• TASK GOAL: A verbatim repeat of the lines below is required, with the pictures removed.

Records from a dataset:
▼

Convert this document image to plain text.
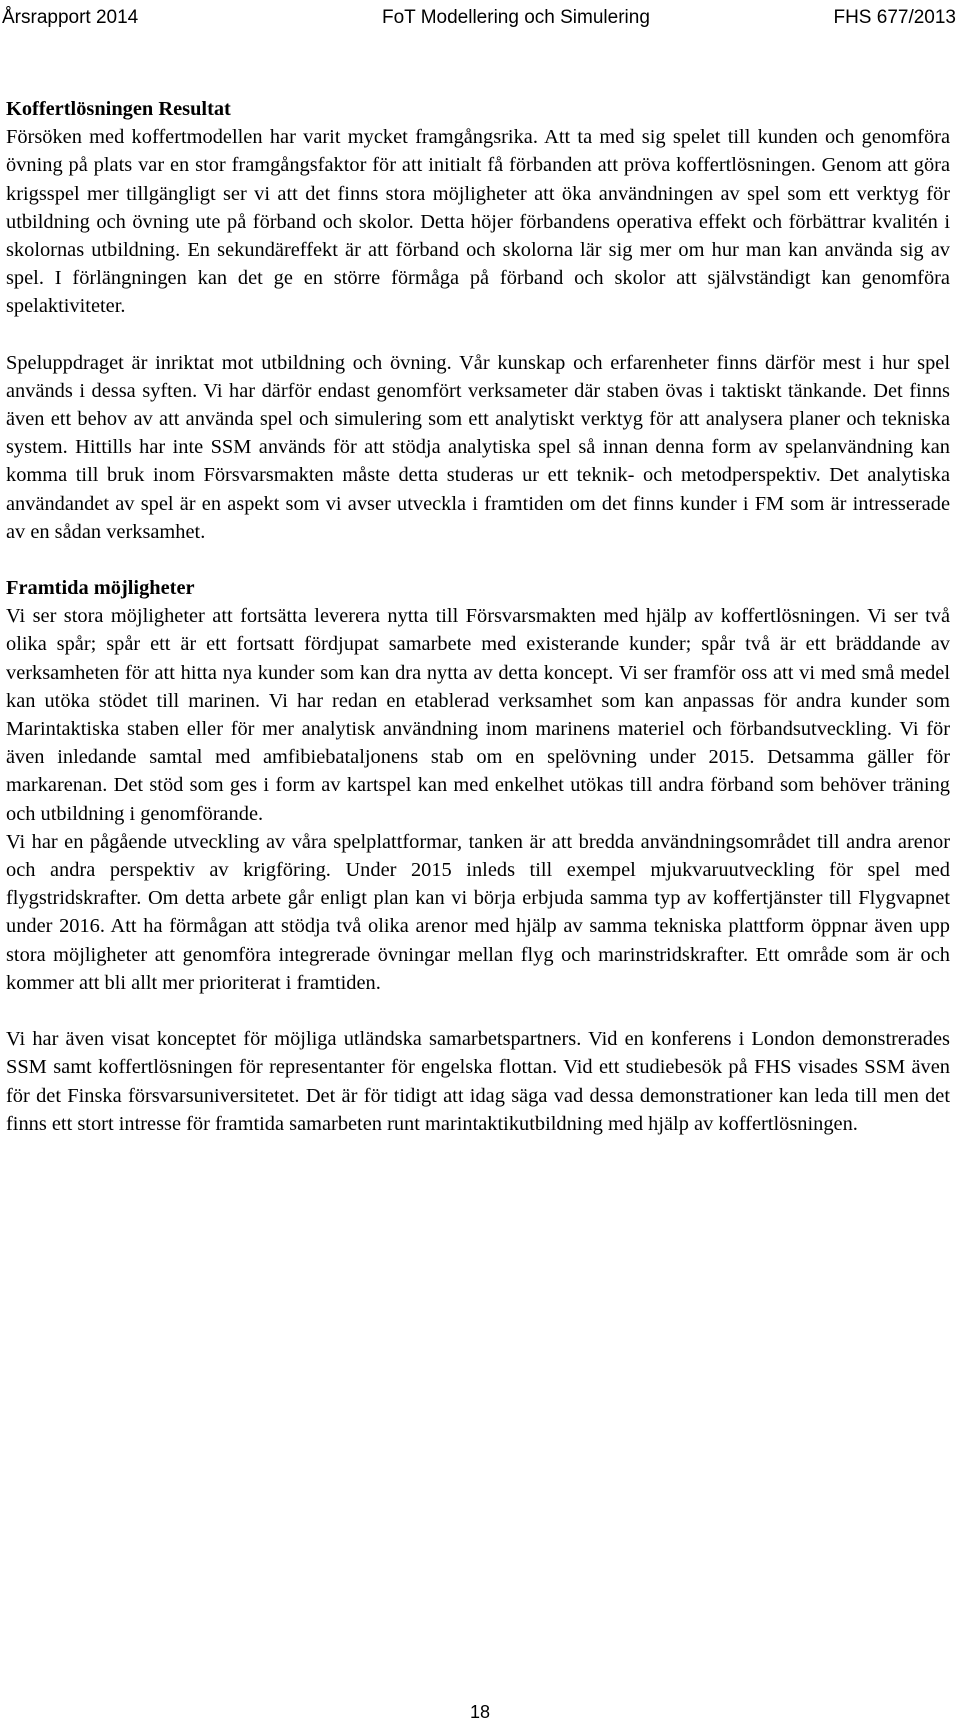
Årsrapport 2014	FoT Modellering och Simulering	FHS 677/2013

Koffertlösningen Resultat

Försöken med koffertmodellen har varit mycket framgångsrika. Att ta med sig spelet till kunden och genomföra övning på plats var en stor framgångsfaktor för att initialt få förbanden att pröva koffertlösningen. Genom att göra krigsspel mer tillgängligt ser vi att det finns stora möjligheter att öka användningen av spel som ett verktyg för utbildning och övning ute på förband och skolor. Detta höjer förbandens operativa effekt och förbättrar kvalitén i skolornas utbildning. En sekundäreffekt är att förband och skolorna lär sig mer om hur man kan använda sig av spel. I förlängningen kan det ge en större förmåga på förband och skolor att självständigt kan genomföra spelaktiviteter.

Speluppdraget är inriktat mot utbildning och övning. Vår kunskap och erfarenheter finns därför mest i hur spel används i dessa syften. Vi har därför endast genomfört verksameter där staben övas i taktiskt tänkande. Det finns även ett behov av att använda spel och simulering som ett analytiskt verktyg för att analysera planer och tekniska system. Hittills har inte SSM används för att stödja analytiska spel så innan denna form av spelanvändning kan komma till bruk inom Försvarsmakten måste detta studeras ur ett teknik- och metodperspektiv. Det analytiska användandet av spel är en aspekt som vi avser utveckla i framtiden om det finns kunder i FM som är intresserade av en sådan verksamhet.

Framtida möjligheter

Vi ser stora möjligheter att fortsätta leverera nytta till Försvarsmakten med hjälp av koffertlösningen. Vi ser två olika spår; spår ett är ett fortsatt fördjupat samarbete med existerande kunder; spår två är ett bräddande av verksamheten för att hitta nya kunder som kan dra nytta av detta koncept. Vi ser framför oss att vi med små medel kan utöka stödet till marinen. Vi har redan en etablerad verksamhet som kan anpassas för andra kunder som Marintaktiska staben eller för mer analytisk användning inom marinens materiel och förbandsutveckling. Vi för även inledande samtal med amfibiebataljonens stab om en spelövning under 2015. Detsamma gäller för markarenan. Det stöd som ges i form av kartspel kan med enkelhet utökas till andra förband som behöver träning och utbildning i genomförande.

Vi har en pågående utveckling av våra spelplattformar, tanken är att bredda användningsområdet till andra arenor och andra perspektiv av krigföring. Under 2015 inleds till exempel mjukvaruutveckling för spel med flygstridskrafter. Om detta arbete går enligt plan kan vi börja erbjuda samma typ av koffertjänster till Flygvapnet under 2016. Att ha förmågan att stödja två olika arenor med hjälp av samma tekniska plattform öppnar även upp stora möjligheter att genomföra integrerade övningar mellan flyg och marinstridskrafter. Ett område som är och kommer att bli allt mer prioriterat i framtiden.

Vi har även visat konceptet för möjliga utländska samarbetspartners. Vid en konferens i London demonstrerades SSM samt koffertlösningen för representanter för engelska flottan. Vid ett studiebesök på FHS visades SSM även för det Finska försvarsuniversitetet. Det är för tidigt att idag säga vad dessa demonstrationer kan leda till men det finns ett stort intresse för framtida samarbeten runt marintaktikutbildning med hjälp av koffertlösningen.

18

▲

• THE COMPLETED TASK:
Convert this document image to plain text.
Årsrapport 2014	FoT Modellering och Simulering	FHS 677/2013

Koffertlösningen Resultat

Försöken med koffertmodellen har varit mycket framgångsrika. Att ta med sig spelet till kunden och genomföra övning på plats var en stor framgångsfaktor för att initialt få förbanden att pröva koffertlösningen. Genom att göra krigsspel mer tillgängligt ser vi att det finns stora möjligheter att öka användningen av spel som ett verktyg för utbildning och övning ute på förband och skolor. Detta höjer förbandens operativa effekt och förbättrar kvalitén i skolornas utbildning. En sekundäreffekt är att förband och skolorna lär sig mer om hur man kan använda sig av spel. I förlängningen kan det ge en större förmåga på förband och skolor att självständigt kan genomföra spelaktiviteter.

Speluppdraget är inriktat mot utbildning och övning. Vår kunskap och erfarenheter finns därför mest i hur spel används i dessa syften. Vi har därför endast genomfört verksameter där staben övas i taktiskt tänkande. Det finns även ett behov av att använda spel och simulering som ett analytiskt verktyg för att analysera planer och tekniska system. Hittills har inte SSM används för att stödja analytiska spel så innan denna form av spelanvändning kan komma till bruk inom Försvarsmakten måste detta studeras ur ett teknik- och metodperspektiv. Det analytiska användandet av spel är en aspekt som vi avser utveckla i framtiden om det finns kunder i FM som är intresserade av en sådan verksamhet.

Framtida möjligheter

Vi ser stora möjligheter att fortsätta leverera nytta till Försvarsmakten med hjälp av koffertlösningen. Vi ser två olika spår; spår ett är ett fortsatt fördjupat samarbete med existerande kunder; spår två är ett bräddande av verksamheten för att hitta nya kunder som kan dra nytta av detta koncept. Vi ser framför oss att vi med små medel kan utöka stödet till marinen. Vi har redan en etablerad verksamhet som kan anpassas för andra kunder som Marintaktiska staben eller för mer analytisk användning inom marinens materiel och förbandsutveckling. Vi för även inledande samtal med amfibiebataljonens stab om en spelövning under 2015. Detsamma gäller för markarenan. Det stöd som ges i form av kartspel kan med enkelhet utökas till andra förband som behöver träning och utbildning i genomförande.

Vi har en pågående utveckling av våra spelplattformar, tanken är att bredda användningsområdet till andra arenor och andra perspektiv av krigföring. Under 2015 inleds till exempel mjukvaruutveckling för spel med flygstridskrafter. Om detta arbete går enligt plan kan vi börja erbjuda samma typ av koffertjänster till Flygvapnet under 2016. Att ha förmågan att stödja två olika arenor med hjälp av samma tekniska plattform öppnar även upp stora möjligheter att genomföra integrerade övningar mellan flyg och marinstridskrafter. Ett område som är och kommer att bli allt mer prioriterat i framtiden.

Vi har även visat konceptet för möjliga utländska samarbetspartners. Vid en konferens i London demonstrerades SSM samt koffertlösningen för representanter för engelska flottan. Vid ett studiebesök på FHS visades SSM även för det Finska försvarsuniversitetet. Det är för tidigt att idag säga vad dessa demonstrationer kan leda till men det finns ett stort intresse för framtida samarbeten runt marintaktikutbildning med hjälp av koffertlösningen.

18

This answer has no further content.